*Items from a dataset*
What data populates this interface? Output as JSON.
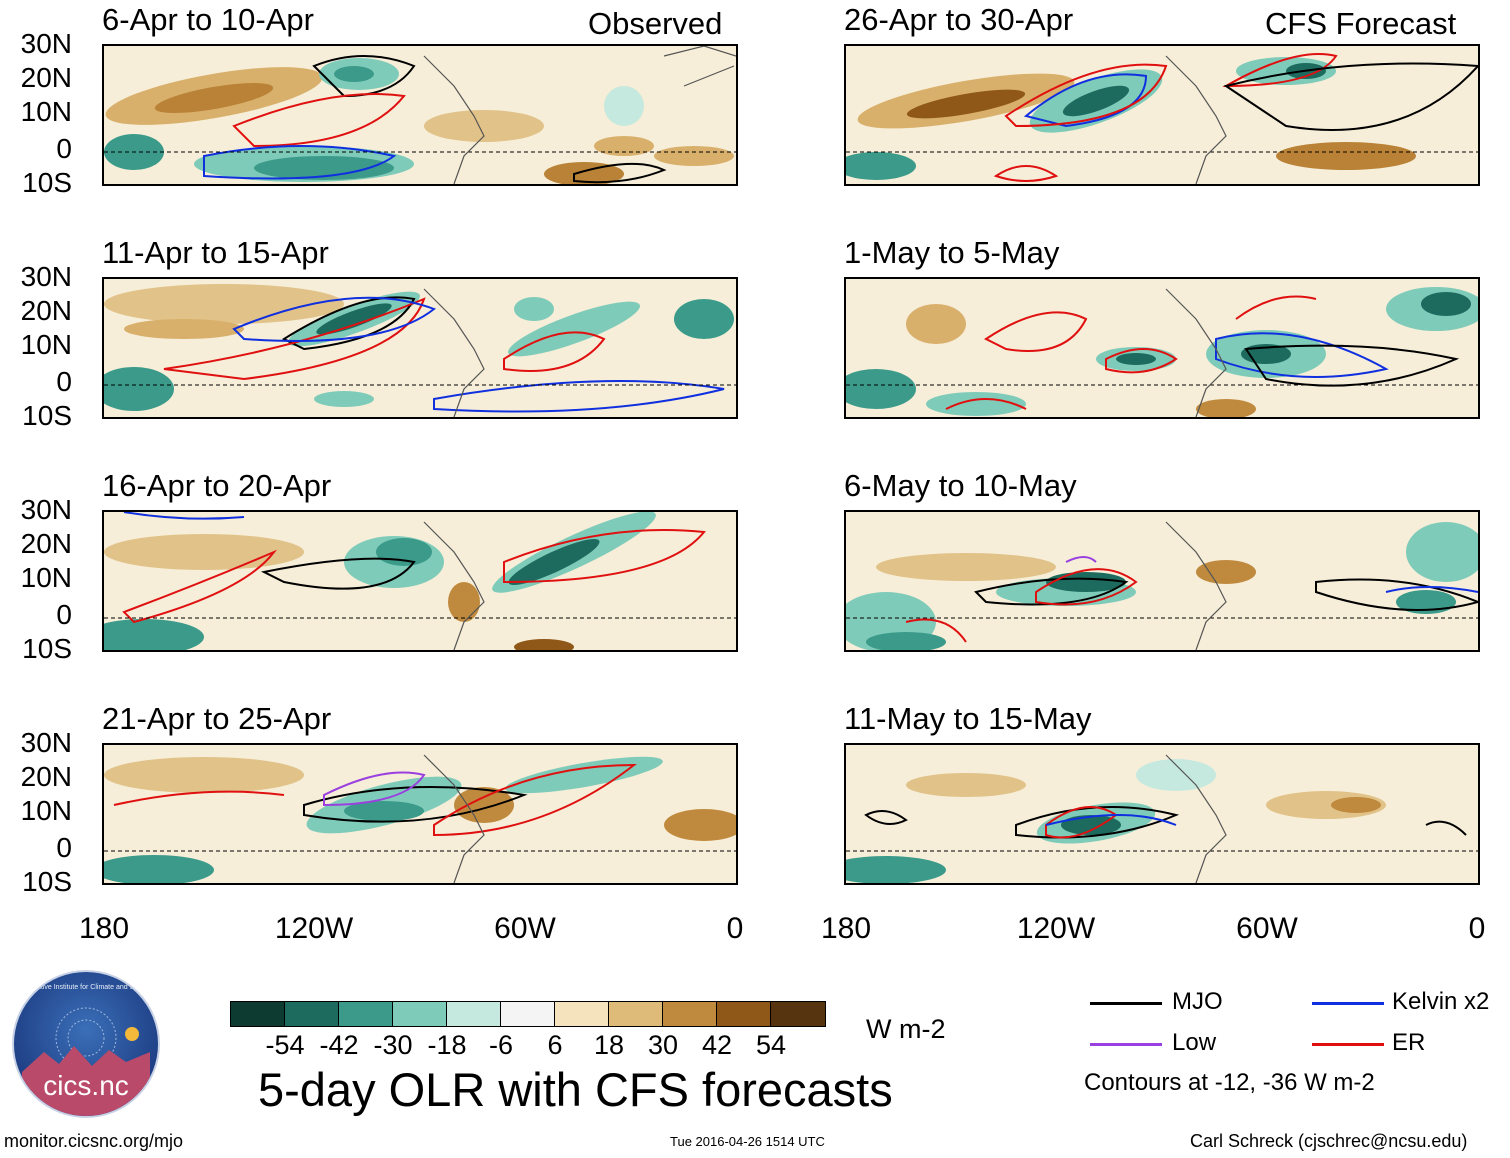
{
  "header": {
    "left_tag": "Observed",
    "right_tag": "CFS Forecast"
  },
  "panels_left": [
    {
      "title": "6-Apr to 10-Apr"
    },
    {
      "title": "11-Apr to 15-Apr"
    },
    {
      "title": "16-Apr to 20-Apr"
    },
    {
      "title": "21-Apr to 25-Apr"
    }
  ],
  "panels_right": [
    {
      "title": "26-Apr to 30-Apr"
    },
    {
      "title": "1-May to 5-May"
    },
    {
      "title": "6-May to 10-May"
    },
    {
      "title": "11-May to 15-May"
    }
  ],
  "axes": {
    "lat_labels": [
      "30N",
      "20N",
      "10N",
      "0",
      "10S"
    ],
    "lon_labels": [
      "180",
      "120W",
      "60W",
      "0"
    ]
  },
  "colorbar": {
    "labels": [
      "-54",
      "-42",
      "-30",
      "-18",
      "-6",
      "6",
      "18",
      "30",
      "42",
      "54"
    ],
    "colors": [
      "#0d3b32",
      "#1d6b5e",
      "#3b9a8a",
      "#7fcbb9",
      "#c6e9df",
      "#f4f4f4",
      "#f4e3bd",
      "#dfbb7a",
      "#c08a3e",
      "#8f5818",
      "#573410"
    ],
    "units": "W m-2"
  },
  "title": "5-day OLR with CFS forecasts",
  "legend": {
    "items": [
      {
        "label": "MJO",
        "color": "#000000"
      },
      {
        "label": "Kelvin x2",
        "color": "#1030e0"
      },
      {
        "label": "Low",
        "color": "#9b40e0"
      },
      {
        "label": "ER",
        "color": "#e01010"
      }
    ],
    "note": "Contours at -12, -36 W m-2"
  },
  "logo": {
    "text": "cics.nc",
    "ring_text": "Cooperative Institute for Climate and Satellites"
  },
  "footer": {
    "url": "monitor.cicsnc.org/mjo",
    "timestamp": "Tue 2016-04-26 1514 UTC",
    "credit": "Carl Schreck (cjschrec@ncsu.edu)"
  }
}
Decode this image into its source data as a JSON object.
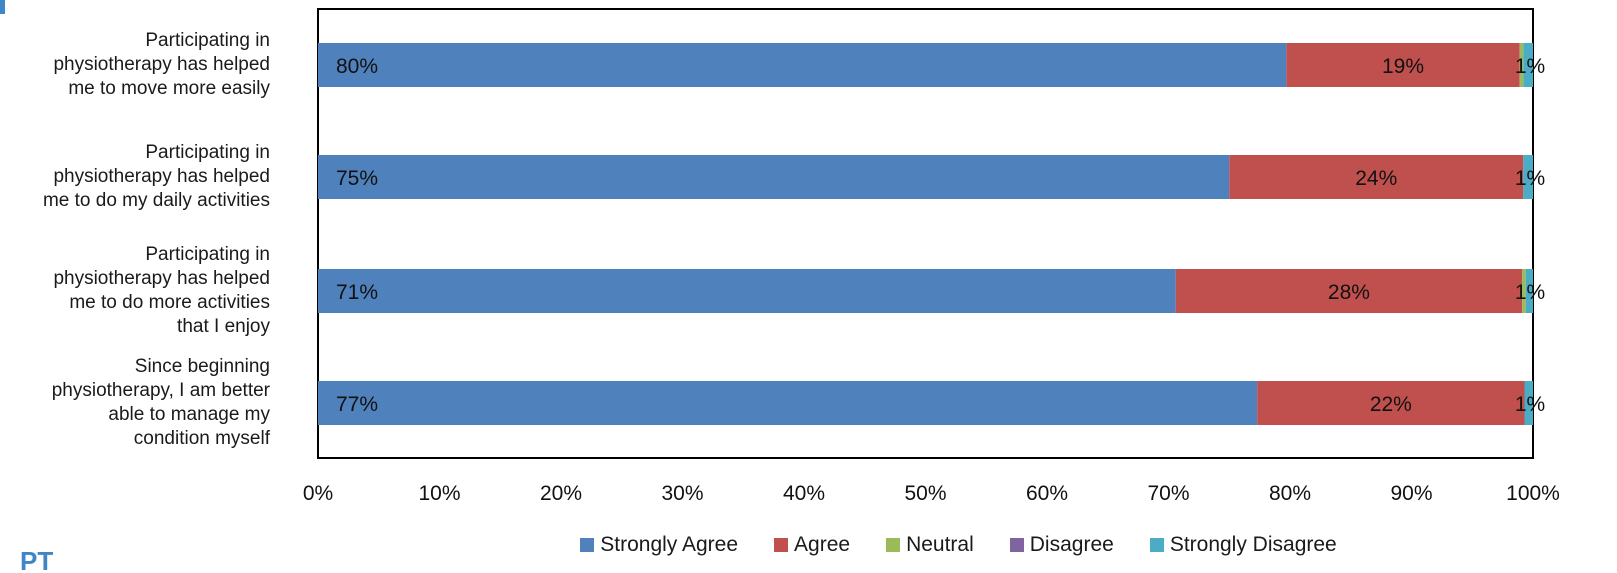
{
  "corner_text": "PT",
  "colors": {
    "strongly_agree": "#4F81BD",
    "agree": "#C0504D",
    "neutral": "#9BBB59",
    "disagree": "#8064A2",
    "strongly_disagree": "#4BACC6",
    "edge_blue": "#3F86C7"
  },
  "chart_data": {
    "type": "bar",
    "orientation": "horizontal",
    "stacked": "percent",
    "categories": [
      "Participating in\nphysiotherapy has helped\nme to move more easily",
      "Participating in\nphysiotherapy has helped\nme to do my daily activities",
      "Participating in\nphysiotherapy has helped\nme to do more activities\nthat I enjoy",
      "Since beginning\nphysiotherapy, I am better\nable to manage my\ncondition myself"
    ],
    "series": [
      {
        "name": "Strongly Agree",
        "color": "#4F81BD",
        "values": [
          79.7,
          75.0,
          70.6,
          77.3
        ]
      },
      {
        "name": "Agree",
        "color": "#C0504D",
        "values": [
          19.2,
          24.2,
          28.5,
          22.0
        ]
      },
      {
        "name": "Neutral",
        "color": "#9BBB59",
        "values": [
          0.3,
          0.0,
          0.3,
          0.0
        ]
      },
      {
        "name": "Disagree",
        "color": "#8064A2",
        "values": [
          0.0,
          0.0,
          0.0,
          0.0
        ]
      },
      {
        "name": "Strongly Disagree",
        "color": "#4BACC6",
        "values": [
          0.8,
          0.8,
          0.6,
          0.7
        ]
      }
    ],
    "data_labels": [
      [
        "80%",
        "19%",
        "",
        "",
        "1%"
      ],
      [
        "75%",
        "24%",
        "",
        "",
        "1%"
      ],
      [
        "71%",
        "28%",
        "",
        "",
        "1%"
      ],
      [
        "77%",
        "22%",
        "",
        "",
        "1%"
      ]
    ],
    "xlim": [
      0,
      100
    ],
    "x_ticks": [
      "0%",
      "10%",
      "20%",
      "30%",
      "40%",
      "50%",
      "60%",
      "70%",
      "80%",
      "90%",
      "100%"
    ],
    "legend": [
      "Strongly Agree",
      "Agree",
      "Neutral",
      "Disagree",
      "Strongly Disagree"
    ],
    "legend_position": "bottom",
    "grid": false,
    "title": "",
    "xlabel": "",
    "ylabel": ""
  }
}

*Task goal*
Omit the pictures, and quote the material above exactly as given.

*Full solution*
What data populates this interface? Output as JSON.
{
  "header": {
    "left_tag": "Observed",
    "right_tag": "CFS Forecast"
  },
  "panels_left": [
    {
      "title": "6-Apr to 10-Apr"
    },
    {
      "title": "11-Apr to 15-Apr"
    },
    {
      "title": "16-Apr to 20-Apr"
    },
    {
      "title": "21-Apr to 25-Apr"
    }
  ],
  "panels_right": [
    {
      "title": "26-Apr to 30-Apr"
    },
    {
      "title": "1-May to 5-May"
    },
    {
      "title": "6-May to 10-May"
    },
    {
      "title": "11-May to 15-May"
    }
  ],
  "axes": {
    "lat_labels": [
      "30N",
      "20N",
      "10N",
      "0",
      "10S"
    ],
    "lon_labels": [
      "180",
      "120W",
      "60W",
      "0"
    ]
  },
  "colorbar": {
    "labels": [
      "-54",
      "-42",
      "-30",
      "-18",
      "-6",
      "6",
      "18",
      "30",
      "42",
      "54"
    ],
    "colors": [
      "#0d3b32",
      "#1d6b5e",
      "#3b9a8a",
      "#7fcbb9",
      "#c6e9df",
      "#f4f4f4",
      "#f4e3bd",
      "#dfbb7a",
      "#c08a3e",
      "#8f5818",
      "#573410"
    ],
    "units": "W m-2"
  },
  "title": "5-day OLR with CFS forecasts",
  "legend": {
    "items": [
      {
        "label": "MJO",
        "color": "#000000"
      },
      {
        "label": "Kelvin x2",
        "color": "#1030e0"
      },
      {
        "label": "Low",
        "color": "#9b40e0"
      },
      {
        "label": "ER",
        "color": "#e01010"
      }
    ],
    "note": "Contours at -12, -36 W m-2"
  },
  "logo": {
    "text": "cics.nc",
    "ring_text": "Cooperative Institute for Climate and Satellites"
  },
  "footer": {
    "url": "monitor.cicsnc.org/mjo",
    "timestamp": "Tue 2016-04-26 1514 UTC",
    "credit": "Carl Schreck (cjschrec@ncsu.edu)"
  }
}
Decode this image into its source data as a JSON object.
{
  "corner_text": "PT",
  "colors": {
    "strongly_agree": "#4F81BD",
    "agree": "#C0504D",
    "neutral": "#9BBB59",
    "disagree": "#8064A2",
    "strongly_disagree": "#4BACC6",
    "edge_blue": "#3F86C7"
  },
  "chart_data": {
    "type": "bar",
    "orientation": "horizontal",
    "stacked": "percent",
    "categories": [
      "Participating in\nphysiotherapy has helped\nme to move more easily",
      "Participating in\nphysiotherapy has helped\nme to do my daily activities",
      "Participating in\nphysiotherapy has helped\nme to do more activities\nthat I enjoy",
      "Since beginning\nphysiotherapy, I am better\nable to manage my\ncondition myself"
    ],
    "series": [
      {
        "name": "Strongly Agree",
        "color": "#4F81BD",
        "values": [
          79.7,
          75.0,
          70.6,
          77.3
        ]
      },
      {
        "name": "Agree",
        "color": "#C0504D",
        "values": [
          19.2,
          24.2,
          28.5,
          22.0
        ]
      },
      {
        "name": "Neutral",
        "color": "#9BBB59",
        "values": [
          0.3,
          0.0,
          0.3,
          0.0
        ]
      },
      {
        "name": "Disagree",
        "color": "#8064A2",
        "values": [
          0.0,
          0.0,
          0.0,
          0.0
        ]
      },
      {
        "name": "Strongly Disagree",
        "color": "#4BACC6",
        "values": [
          0.8,
          0.8,
          0.6,
          0.7
        ]
      }
    ],
    "data_labels": [
      [
        "80%",
        "19%",
        "",
        "",
        "1%"
      ],
      [
        "75%",
        "24%",
        "",
        "",
        "1%"
      ],
      [
        "71%",
        "28%",
        "",
        "",
        "1%"
      ],
      [
        "77%",
        "22%",
        "",
        "",
        "1%"
      ]
    ],
    "xlim": [
      0,
      100
    ],
    "x_ticks": [
      "0%",
      "10%",
      "20%",
      "30%",
      "40%",
      "50%",
      "60%",
      "70%",
      "80%",
      "90%",
      "100%"
    ],
    "legend": [
      "Strongly Agree",
      "Agree",
      "Neutral",
      "Disagree",
      "Strongly Disagree"
    ],
    "legend_position": "bottom",
    "grid": false,
    "title": "",
    "xlabel": "",
    "ylabel": ""
  }
}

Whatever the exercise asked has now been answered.